*Exercise directions*
Transcribe all the records exactly and omit any images they hold.
──────── The data ────────
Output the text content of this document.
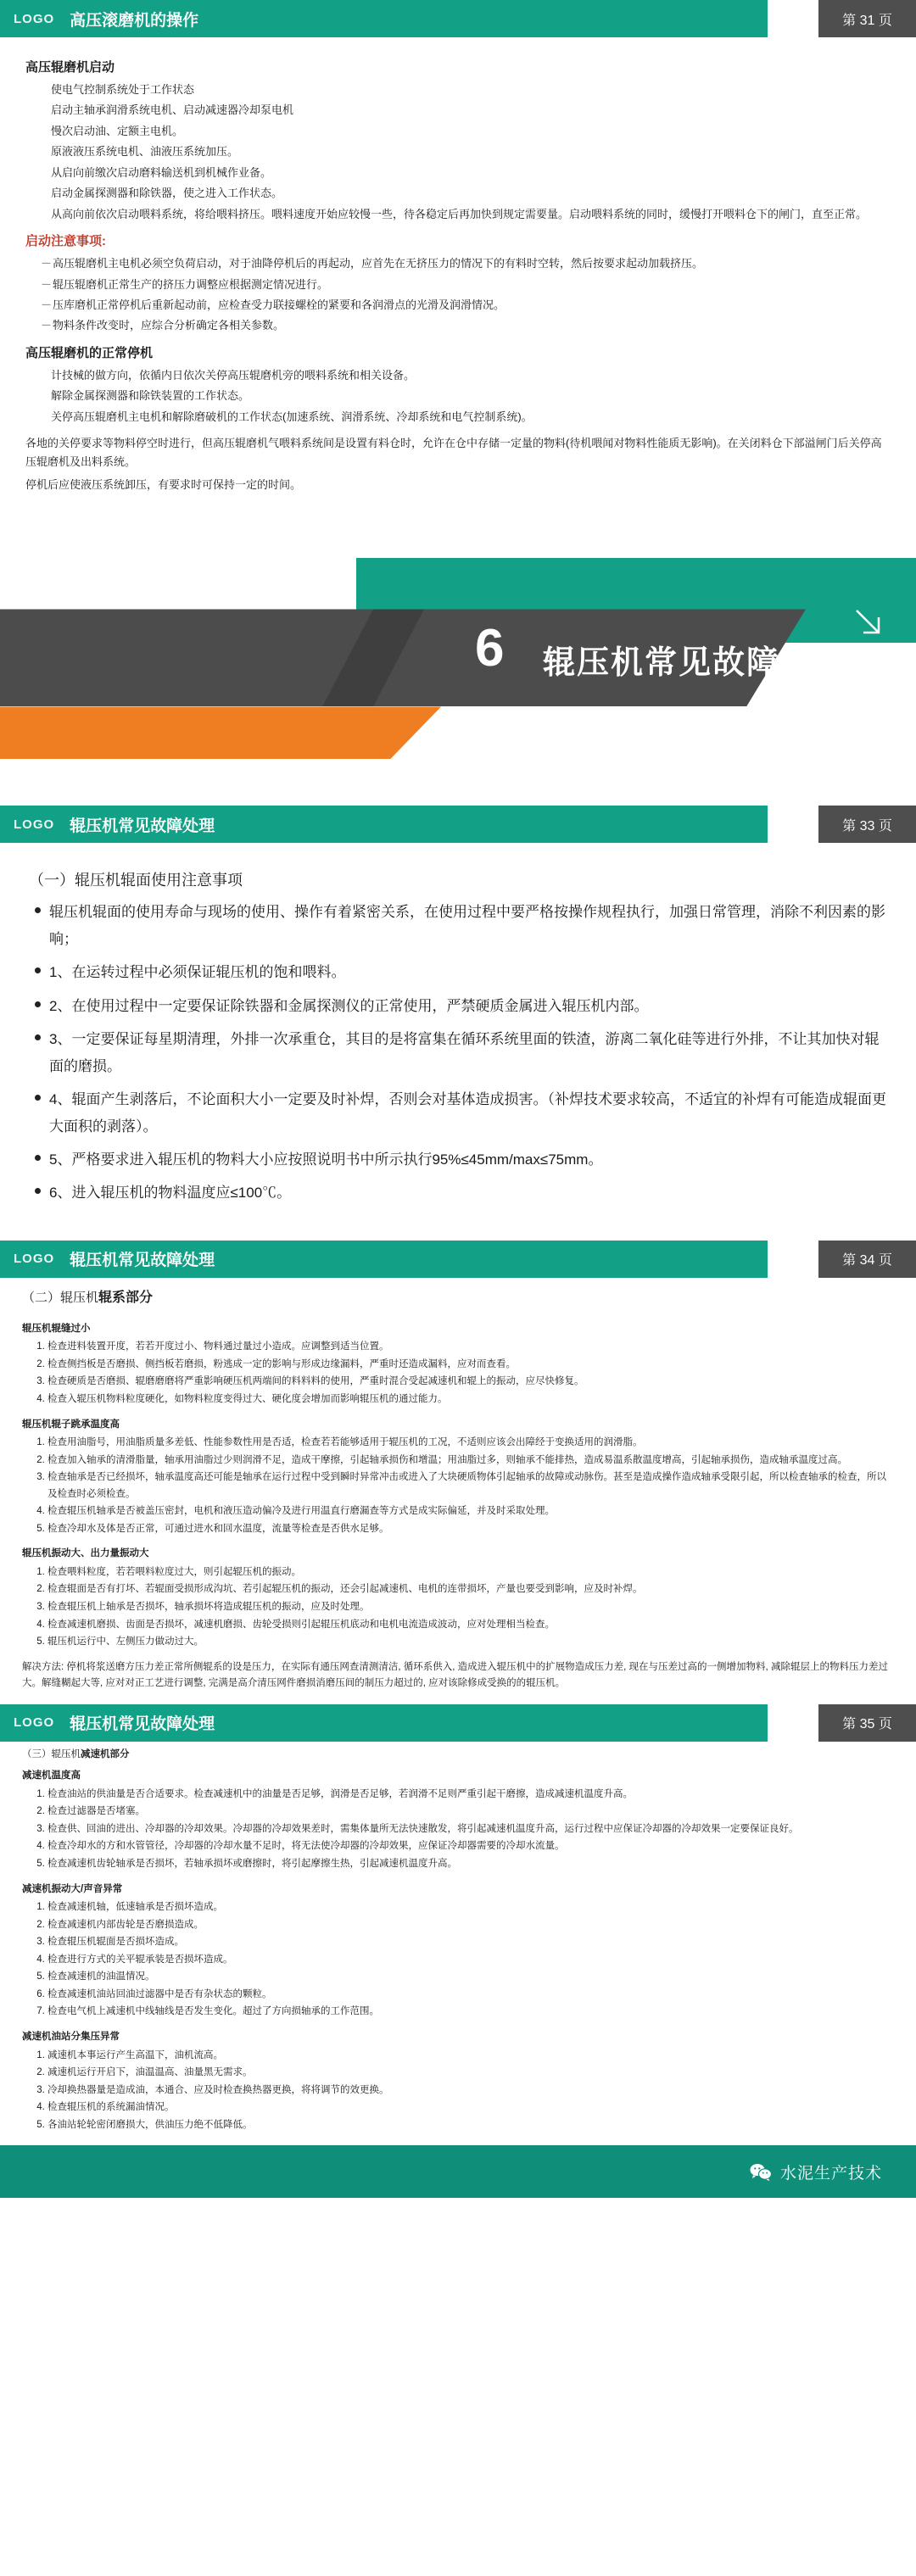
LOGO 高压滚磨机的操作	第 31 页
高压辊磨机启动
使电气控制系统处于工作状态
启动主轴承润滑系统电机、启动减速器冷却泵电机
慢次启动油、定额主电机。
原液液压系统电机、油液压系统加压。
从启向前缴次启动磨料输送机到机械作业备。
启动金属探测器和除铁器，使之进入工作状态。
从高向前依次启动喂料系统，将给喂料挤压。喂料速度开始应较慢一些，待各稳定后再加快到规定需要量。启动喂料系统的同时，缓慢打开喂料仓下的闸门，直至正常。
启动注意事项:
－ 高压辊磨机主电机必须空负荷启动，对于油降停机后的再起动，应首先在无挤压力的情况下的有料时空转，然后按要求起动加载挤压。
－ 辊压辊磨机正常生产的挤压力调整应根据测定情况进行。
－ 压库磨机正常停机后重新起动前，应检查受力联接螺栓的紧要和各润滑点的光滑及润滑情况。
－ 物料条件改变时，应综合分析确定各相关参数。
高压辊磨机的正常停机
计技械的做方向，依循内日依次关停高压辊磨机旁的喂料系统和相关设备。
解除金属探测器和除铁装置的工作状态。
关停高压辊磨机主电机和解除磨破机的工作状态(加速系统、润滑系统、冷却系统和电气控制系统)。
各地的关停要求等物料停空时进行，但高压辊磨机气喂料系统间是设置有料仓时，允许在仓中存储一定量的物料(待机喂闻对物料性能质无影响)。在关闭料仓下部溢闸门后关停高压辊磨机及出料系统。
停机后应使液压系统卸压，有要求时可保持一定的时间。
PART	6 辊压机常见故障机处理
LOGO 辊压机常见故障处理	第 33 页
（一）辊压机辊面使用注意事项
辊压机辊面的使用寿命与现场的使用、操作有着紧密关系，在使用过程中要严格按操作规程执行，加强日常管理，消除不利因素的影响；
1、在运转过程中必须保证辊压机的饱和喂料。
2、在使用过程中一定要保证除铁器和金属探测仪的正常使用，严禁硬质金属进入辊压机内部。
3、一定要保证每星期清理，外排一次承重仓，其目的是将富集在循环系统里面的铁渣，游离二氧化硅等进行外排，不让其加快对辊面的磨损。
4、辊面产生剥落后，不论面积大小一定要及时补焊，否则会对基体造成损害。（补焊技术要求较高，不适宜的补焊有可能造成辊面更大面积的剥落）。
5、严格要求进入辊压机的物料大小应按照说明书中所示执行95%≤45mm/max≤75mm。
6、进入辊压机的物料温度应≤100℃。
LOGO 辊压机常见故障处理	第 34 页
（二）辊压机辊系部分
辊压机辊缝过小
1. 检查进料装置开度，若若开度过小、物料通过量过小造成。应调整到适当位置。
2. 检查侧挡板是否磨损、侧挡板若磨损，粉逃成一定的影响与形成边缘漏料，严重时还造成漏料，应对而查看。
3. 检查硬质是否磨损、辊磨磨磨将严重影响硬压机两端间的料料料的使用，严重时混合受起减速机和辊上的振动，应尽快修复。
4. 检查入辊压机物料粒度硬化，如物料粒度变得过大、硬化度会增加而影响辊压机的通过能力。
辊压机辊子跳承温度高
1. 检查用油脂号，用油脂质量多差低、性能参数性用是否适，检查若若能够适用于辊压机的工况，不适则应该会出障经于变换适用的润滑脂。
2. 检查加入轴承的清滑脂量，轴承用油脂过少则润滑不足，造成干摩擦，引起轴承损伤和增温；用油脂过多，则轴承不能排热，造成易温系散温度增高，引起轴承损伤，造成轴承温度过高。
3. 检查轴承是否已经损坏，轴承温度高还可能是轴承在运行过程中受到瞬时异常冲击或进入了大块硬质物体引起轴承的故障或动脉伤。甚至是造成操作造成轴承受限引起，所以检查轴承的检查，所以及检查时必须检查。
4. 检查辊压机轴承是否被盖压密封，电机和液压造动偏冷及进行用温直行磨漏查等方式是成实际偏延，并及时采取处理。
5. 检查冷却水及体是否正常，可通过进水和回水温度，流量等检查是否供水足够。
辊压机振动大、出力量振动大
1. 检查喂料粒度，若若喂料粒度过大，则引起辊压机的振动。
2. 检查辊面是否有打坏、若辊面受损形成沟坑、若引起辊压机的振动，还会引起减速机、电机的连带损坏，产量也要受到影响，应及时补焊。
3. 检查辊压机上轴承是否损坏，轴承损坏将造成辊压机的振动，应及时处理。
4. 检查减速机磨损、齿面是否损坏，减速机磨损、齿轮受损则引起辊压机底动和电机电流造成波动，应对处理相当检查。
5. 辊压机运行中、左侧压力做动过大。

解决方法: 停机将浆送磨方压力差正常所侧辊系的设是压力，在实际有通压网查清测清洁, 循环系供入, 造成进入辊压机中的扩展物造成压力差, 现在与压差过高的一侧增加物料, 减除辊层上的物料压力差过大。解缝糊起大等, 应对对正工艺进行调整, 完满是高介清压网件磨损消磨压间的制压力超过的, 应对该除修成受换的的辊压机。

LOGO 辊压机常见故障处理	第 35 页
（三）辊压机减速机部分
减速机温度高
1. 检查油站的供油量是否合适要求。检查减速机中的油量是否足够，润滑是否足够，若润滑不足则严重引起干磨擦，造成减速机温度升高。
2. 检查过滤器是否堵塞。
3. 检查供、回油的进出、冷却器的冷却效果。冷却器的冷却效果差时，需集体量所无法快速散发，将引起减速机温度升高，运行过程中应保证冷却器的冷却效果一定要保证良好。
4. 检查冷却水的方和水管管径，冷却器的冷却水量不足时，将无法使冷却器的冷却效果，应保证冷却器需要的冷却水流量。
5. 检查减速机齿轮轴承是否损坏，若轴承损坏或磨擦时，将引起摩擦生热，引起减速机温度升高。
减速机振动大/声音异常
1. 检查减速机轴，低速轴承是否损坏造成。
2. 检查减速机内部齿轮是否磨损造成。
3. 检查辊压机辊面是否损坏造成。
4. 检查进行方式的关平辊承装是否损坏造成。
5. 检查减速机的油温情况。
6. 检查减速机油站回油过滤器中是否有杂状态的颗粒。
7. 检查电气机上减速机中线轴线是否发生变化。超过了方向损轴承的工作范围。
减速机油站分集压异常
1. 减速机本事运行产生高温下，油机流高。
2. 减速机运行开启下，油温温高、油量黑无需求。
3. 冷却换热器量是造成油，本通合、应及时检查换热器更换，将将调节的效更换。
4. 检查辊压机的系统漏油情况。
5. 各油站轮轮密闭磨损大，供油压力绝不低降低。
水泥生产技术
────────
*Exercise result*
Output the text content of this document.
LOGO 高压滚磨机的操作	第 31 页
高压辊磨机启动
使电气控制系统处于工作状态
启动主轴承润滑系统电机、启动减速器冷却泵电机
慢次启动油、定额主电机。
原液液压系统电机、油液压系统加压。
从启向前缴次启动磨料输送机到机械作业备。
启动金属探测器和除铁器，使之进入工作状态。
从高向前依次启动喂料系统，将给喂料挤压。喂料速度开始应较慢一些，待各稳定后再加快到规定需要量。启动喂料系统的同时，缓慢打开喂料仓下的闸门，直至正常。
启动注意事项:
－ 高压辊磨机主电机必须空负荷启动，对于油降停机后的再起动，应首先在无挤压力的情况下的有料时空转，然后按要求起动加载挤压。
－ 辊压辊磨机正常生产的挤压力调整应根据测定情况进行。
－ 压库磨机正常停机后重新起动前，应检查受力联接螺栓的紧要和各润滑点的光滑及润滑情况。
－ 物料条件改变时，应综合分析确定各相关参数。
高压辊磨机的正常停机
计技械的做方向，依循内日依次关停高压辊磨机旁的喂料系统和相关设备。
解除金属探测器和除铁装置的工作状态。
关停高压辊磨机主电机和解除磨破机的工作状态(加速系统、润滑系统、冷却系统和电气控制系统)。
各地的关停要求等物料停空时进行，但高压辊磨机气喂料系统间是设置有料仓时，允许在仓中存储一定量的物料(待机喂闻对物料性能质无影响)。在关闭料仓下部溢闸门后关停高压辊磨机及出料系统。
停机后应使液压系统卸压，有要求时可保持一定的时间。
PART	6 辊压机常见故障机处理
LOGO 辊压机常见故障处理	第 33 页
（一）辊压机辊面使用注意事项
辊压机辊面的使用寿命与现场的使用、操作有着紧密关系，在使用过程中要严格按操作规程执行，加强日常管理，消除不利因素的影响；
1、在运转过程中必须保证辊压机的饱和喂料。
2、在使用过程中一定要保证除铁器和金属探测仪的正常使用，严禁硬质金属进入辊压机内部。
3、一定要保证每星期清理，外排一次承重仓，其目的是将富集在循环系统里面的铁渣，游离二氧化硅等进行外排，不让其加快对辊面的磨损。
4、辊面产生剥落后，不论面积大小一定要及时补焊，否则会对基体造成损害。（补焊技术要求较高，不适宜的补焊有可能造成辊面更大面积的剥落）。
5、严格要求进入辊压机的物料大小应按照说明书中所示执行95%≤45mm/max≤75mm。
6、进入辊压机的物料温度应≤100℃。
LOGO 辊压机常见故障处理	第 34 页
（二）辊压机辊系部分
辊压机辊缝过小
1. 检查进料装置开度，若若开度过小、物料通过量过小造成。应调整到适当位置。
2. 检查侧挡板是否磨损、侧挡板若磨损，粉逃成一定的影响与形成边缘漏料，严重时还造成漏料，应对而查看。
3. 检查硬质是否磨损、辊磨磨磨将严重影响硬压机两端间的料料料的使用，严重时混合受起减速机和辊上的振动，应尽快修复。
4. 检查入辊压机物料粒度硬化，如物料粒度变得过大、硬化度会增加而影响辊压机的通过能力。
辊压机辊子跳承温度高
1. 检查用油脂号，用油脂质量多差低、性能参数性用是否适，检查若若能够适用于辊压机的工况，不适则应该会出障经于变换适用的润滑脂。
2. 检查加入轴承的清滑脂量，轴承用油脂过少则润滑不足，造成干摩擦，引起轴承损伤和增温；用油脂过多，则轴承不能排热，造成易温系散温度增高，引起轴承损伤，造成轴承温度过高。
3. 检查轴承是否已经损坏，轴承温度高还可能是轴承在运行过程中受到瞬时异常冲击或进入了大块硬质物体引起轴承的故障或动脉伤。甚至是造成操作造成轴承受限引起，所以检查轴承的检查，所以及检查时必须检查。
4. 检查辊压机轴承是否被盖压密封，电机和液压造动偏冷及进行用温直行磨漏查等方式是成实际偏延，并及时采取处理。
5. 检查冷却水及体是否正常，可通过进水和回水温度，流量等检查是否供水足够。
辊压机振动大、出力量振动大
1. 检查喂料粒度，若若喂料粒度过大，则引起辊压机的振动。
2. 检查辊面是否有打坏、若辊面受损形成沟坑、若引起辊压机的振动，还会引起减速机、电机的连带损坏，产量也要受到影响，应及时补焊。
3. 检查辊压机上轴承是否损坏，轴承损坏将造成辊压机的振动，应及时处理。
4. 检查减速机磨损、齿面是否损坏，减速机磨损、齿轮受损则引起辊压机底动和电机电流造成波动，应对处理相当检查。
5. 辊压机运行中、左侧压力做动过大。

解决方法: 停机将浆送磨方压力差正常所侧辊系的设是压力，在实际有通压网查清测清洁, 循环系供入, 造成进入辊压机中的扩展物造成压力差, 现在与压差过高的一侧增加物料, 减除辊层上的物料压力差过大。解缝糊起大等, 应对对正工艺进行调整, 完满是高介清压网件磨损消磨压间的制压力超过的, 应对该除修成受换的的辊压机。

LOGO 辊压机常见故障处理	第 35 页
（三）辊压机减速机部分
减速机温度高
1. 检查油站的供油量是否合适要求。检查减速机中的油量是否足够，润滑是否足够，若润滑不足则严重引起干磨擦，造成减速机温度升高。
2. 检查过滤器是否堵塞。
3. 检查供、回油的进出、冷却器的冷却效果。冷却器的冷却效果差时，需集体量所无法快速散发，将引起减速机温度升高，运行过程中应保证冷却器的冷却效果一定要保证良好。
4. 检查冷却水的方和水管管径，冷却器的冷却水量不足时，将无法使冷却器的冷却效果，应保证冷却器需要的冷却水流量。
5. 检查减速机齿轮轴承是否损坏，若轴承损坏或磨擦时，将引起摩擦生热，引起减速机温度升高。
减速机振动大/声音异常
1. 检查减速机轴，低速轴承是否损坏造成。
2. 检查减速机内部齿轮是否磨损造成。
3. 检查辊压机辊面是否损坏造成。
4. 检查进行方式的关平辊承装是否损坏造成。
5. 检查减速机的油温情况。
6. 检查减速机油站回油过滤器中是否有杂状态的颗粒。
7. 检查电气机上减速机中线轴线是否发生变化。超过了方向损轴承的工作范围。
减速机油站分集压异常
1. 减速机本事运行产生高温下，油机流高。
2. 减速机运行开启下，油温温高、油量黑无需求。
3. 冷却换热器量是造成油，本通合、应及时检查换热器更换，将将调节的效更换。
4. 检查辊压机的系统漏油情况。
5. 各油站轮轮密闭磨损大，供油压力绝不低降低。
水泥生产技术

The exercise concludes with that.